Rows from a dataset
● ● ● ●

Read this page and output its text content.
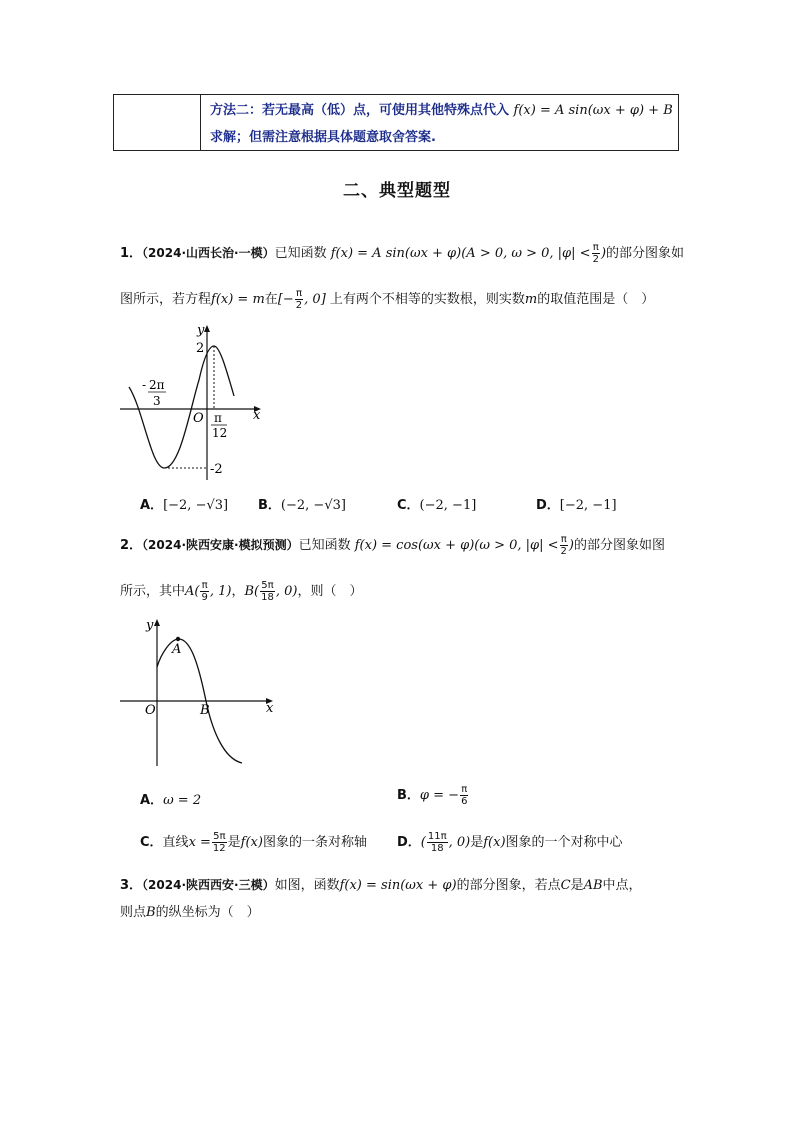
方法二：若无最高（低）点，可使用其他特殊点代入 f(x) = A sin(ωx + φ) + B
求解；但需注意根据具体题意取舍答案.
二、典型题型
1．（2024·山西长治·一模）已知函数 f(x) = A sin(ωx + φ)(A > 0, ω > 0, $|\varphi| < \frac{\pi}{2}$ )的部分图象如
图所示，若方程f(x) = m在[− $\frac{\pi}{2}$ , 0] 上有两个不相等的实数根，则实数m的取值范围是（　）
y
x
O
2
-2
- 2π
3
π
12
A．[−2, −√3] B．(−2, −√3]	C．(−2, −1]	D．[−2, −1]
2．（2024·陕西安康·模拟预测）已知函数 f(x) = cos(ωx + φ)(ω > 0, $|\varphi| < \frac{\pi}{2}$ )的部分图象如图
所示，其中$A( \frac{\pi}{9}$ , 1)，$B( \frac{5\pi}{18}$ , 0)，则（　）
y
x
O
A
B
A．ω = 2	B．φ = − $\frac{\pi}{6}$
C．直线$x = \frac{5\pi}{12}$ 是f(x)图象的一条对称轴 D．( $\frac{11\pi}{18}$ , 0)是f(x)图象的一个对称中心
3．（2024·陕西西安·三模）如图，函数f(x) = sin(ωx + φ)的部分图象，若点C是AB中点，
则点B的纵坐标为（　）
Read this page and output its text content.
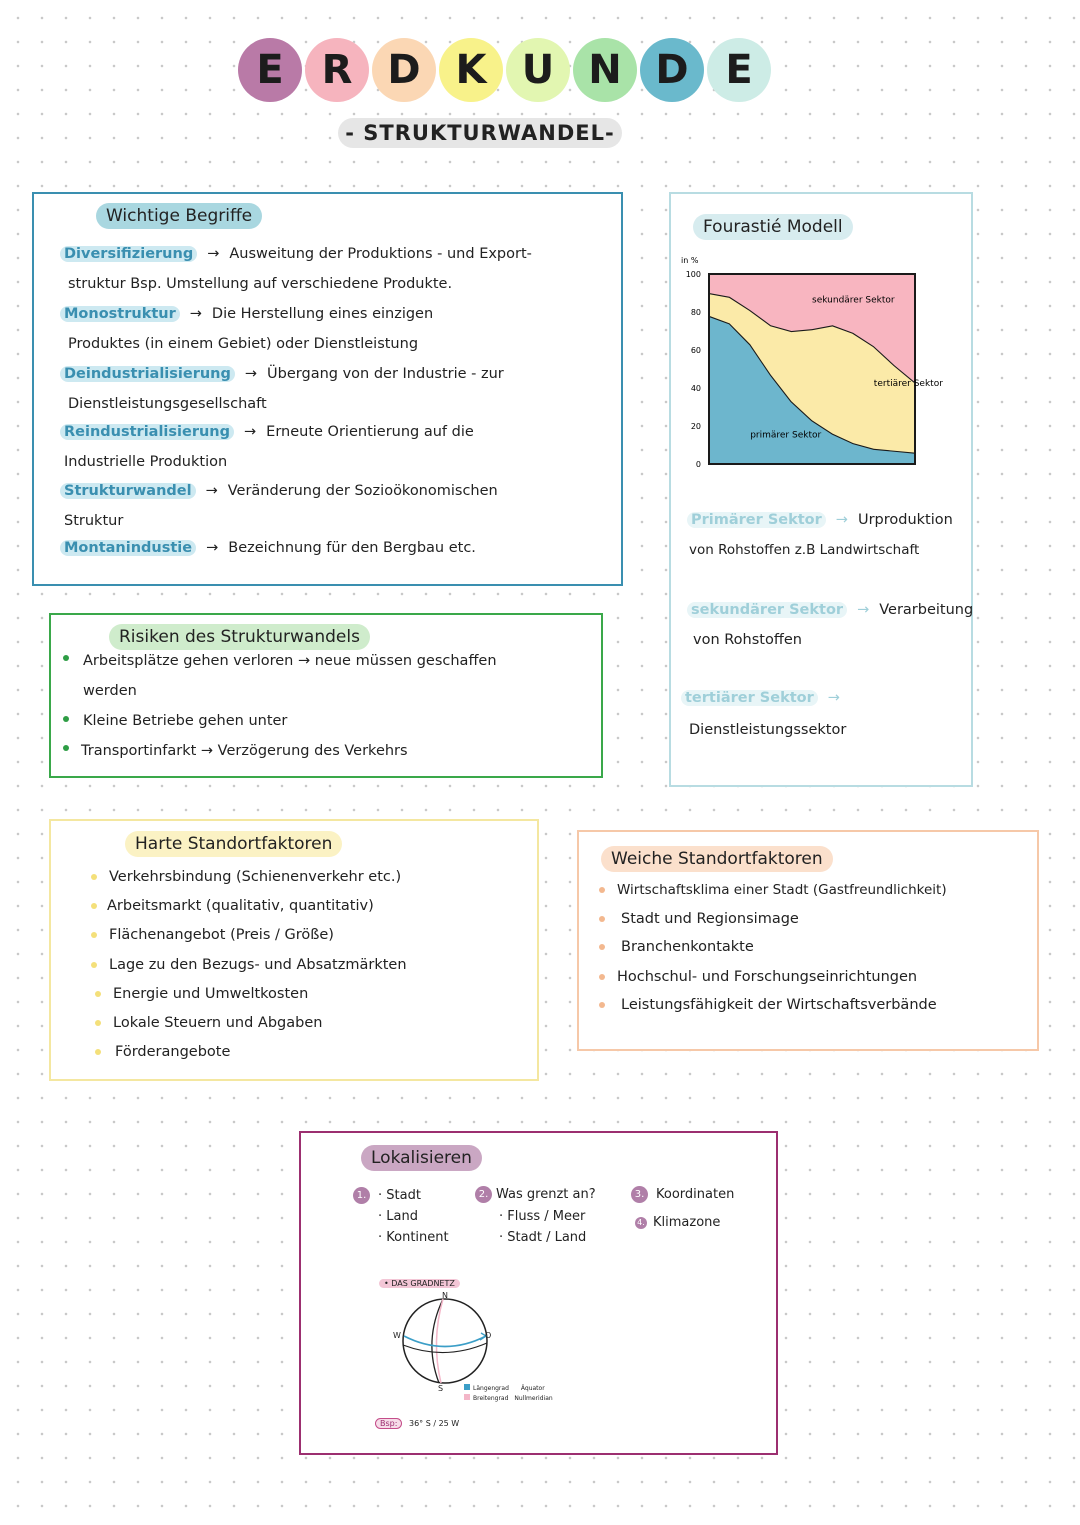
E R D K U N D E
- STRUKTURWANDEL-
Wichtige Begriffe
Diversifizierung → Ausweitung der Produktions - und Export-
struktur Bsp. Umstellung auf verschiedene Produkte.
Monostruktur → Die Herstellung eines einzigen
Produktes (in einem Gebiet) oder Dienstleistung
Deindustrialisierung → Übergang von der Industrie - zur
Dienstleistungsgesellschaft
Reindustrialisierung → Erneute Orientierung auf die
Industrielle Produktion
Strukturwandel → Veränderung der Sozioökonomischen
Struktur
Montanindustie → Bezeichnung für den Bergbau etc.
Fourastié Modell
0
20
40
60
80
100
in %
primärer Sektor
tertiärer Sektor
sekundärer Sektor
Primärer Sektor → Urproduktion
von Rohstoffen z.B Landwirtschaft
sekundärer Sektor → Verarbeitung
von Rohstoffen
tertiärer Sektor →
Dienstleistungssektor
Risiken des Strukturwandels
Arbeitsplätze gehen verloren → neue müssen geschaffen
werden
Kleine Betriebe gehen unter
Transportinfarkt → Verzögerung des Verkehrs
Harte Standortfaktoren
Verkehrsbindung (Schienenverkehr etc.)
Arbeitsmarkt (qualitativ, quantitativ)
Flächenangebot (Preis / Größe)
Lage zu den Bezugs- und Absatzmärkten
Energie und Umweltkosten
Lokale Steuern und Abgaben
Förderangebote
Weiche Standortfaktoren
Wirtschaftsklima einer Stadt (Gastfreundlichkeit)
Stadt und Regionsimage
Branchenkontakte
Hochschul- und Forschungseinrichtungen
Leistungsfähigkeit der Wirtschaftsverbände
Lokalisieren
1. · Stadt
· Land
· Kontinent
2. Was grenzt an?
· Fluss / Meer
· Stadt / Land
3. Koordinaten
4. Klimazone
• DAS GRADNETZ
N
S
W	O
Längengrad Äquator
Breitengrad Nullmeridian
Bsp: 36° S / 25 W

● ● ● ●

→ What the task asks
Quote the data above in full and without alteration; skip the pictures.

→ Task result
Read this page and output its text content.
方法二：若无最高（低）点，可使用其他特殊点代入 f(x) = A sin(ωx + φ) + B
求解；但需注意根据具体题意取舍答案.
二、典型题型
1．（2024·山西长治·一模）已知函数 f(x) = A sin(ωx + φ)(A > 0, ω > 0, $|\varphi| < \frac{\pi}{2}$ )的部分图象如
图所示，若方程f(x) = m在[− $\frac{\pi}{2}$ , 0] 上有两个不相等的实数根，则实数m的取值范围是（　）
y
x
O
2
-2
- 2π
3
π
12
A．[−2, −√3] B．(−2, −√3]	C．(−2, −1]	D．[−2, −1]
2．（2024·陕西安康·模拟预测）已知函数 f(x) = cos(ωx + φ)(ω > 0, $|\varphi| < \frac{\pi}{2}$ )的部分图象如图
所示，其中$A( \frac{\pi}{9}$ , 1)，$B( \frac{5\pi}{18}$ , 0)，则（　）
y
x
O
A
B
A．ω = 2	B．φ = − $\frac{\pi}{6}$
C．直线$x = \frac{5\pi}{12}$ 是f(x)图象的一条对称轴 D．( $\frac{11\pi}{18}$ , 0)是f(x)图象的一个对称中心
3．（2024·陕西西安·三模）如图，函数f(x) = sin(ωx + φ)的部分图象，若点C是AB中点，
则点B的纵坐标为（　）
Read this page and output its text content.
E R D K U N D E
- STRUKTURWANDEL-
Wichtige Begriffe
Diversifizierung → Ausweitung der Produktions - und Export-
struktur Bsp. Umstellung auf verschiedene Produkte.
Monostruktur → Die Herstellung eines einzigen
Produktes (in einem Gebiet) oder Dienstleistung
Deindustrialisierung → Übergang von der Industrie - zur
Dienstleistungsgesellschaft
Reindustrialisierung → Erneute Orientierung auf die
Industrielle Produktion
Strukturwandel → Veränderung der Sozioökonomischen
Struktur
Montanindustie → Bezeichnung für den Bergbau etc.
Fourastié Modell
0
20
40
60
80
100
in %
primärer Sektor
tertiärer Sektor
sekundärer Sektor
Primärer Sektor → Urproduktion
von Rohstoffen z.B Landwirtschaft
sekundärer Sektor → Verarbeitung
von Rohstoffen
tertiärer Sektor →
Dienstleistungssektor
Risiken des Strukturwandels
Arbeitsplätze gehen verloren → neue müssen geschaffen
werden
Kleine Betriebe gehen unter
Transportinfarkt → Verzögerung des Verkehrs
Harte Standortfaktoren
Verkehrsbindung (Schienenverkehr etc.)
Arbeitsmarkt (qualitativ, quantitativ)
Flächenangebot (Preis / Größe)
Lage zu den Bezugs- und Absatzmärkten
Energie und Umweltkosten
Lokale Steuern und Abgaben
Förderangebote
Weiche Standortfaktoren
Wirtschaftsklima einer Stadt (Gastfreundlichkeit)
Stadt und Regionsimage
Branchenkontakte
Hochschul- und Forschungseinrichtungen
Leistungsfähigkeit der Wirtschaftsverbände
Lokalisieren
1. · Stadt
· Land
· Kontinent
2. Was grenzt an?
· Fluss / Meer
· Stadt / Land
3. Koordinaten
4. Klimazone
• DAS GRADNETZ
N
S
W	O
Längengrad Äquator
Breitengrad Nullmeridian
Bsp: 36° S / 25 W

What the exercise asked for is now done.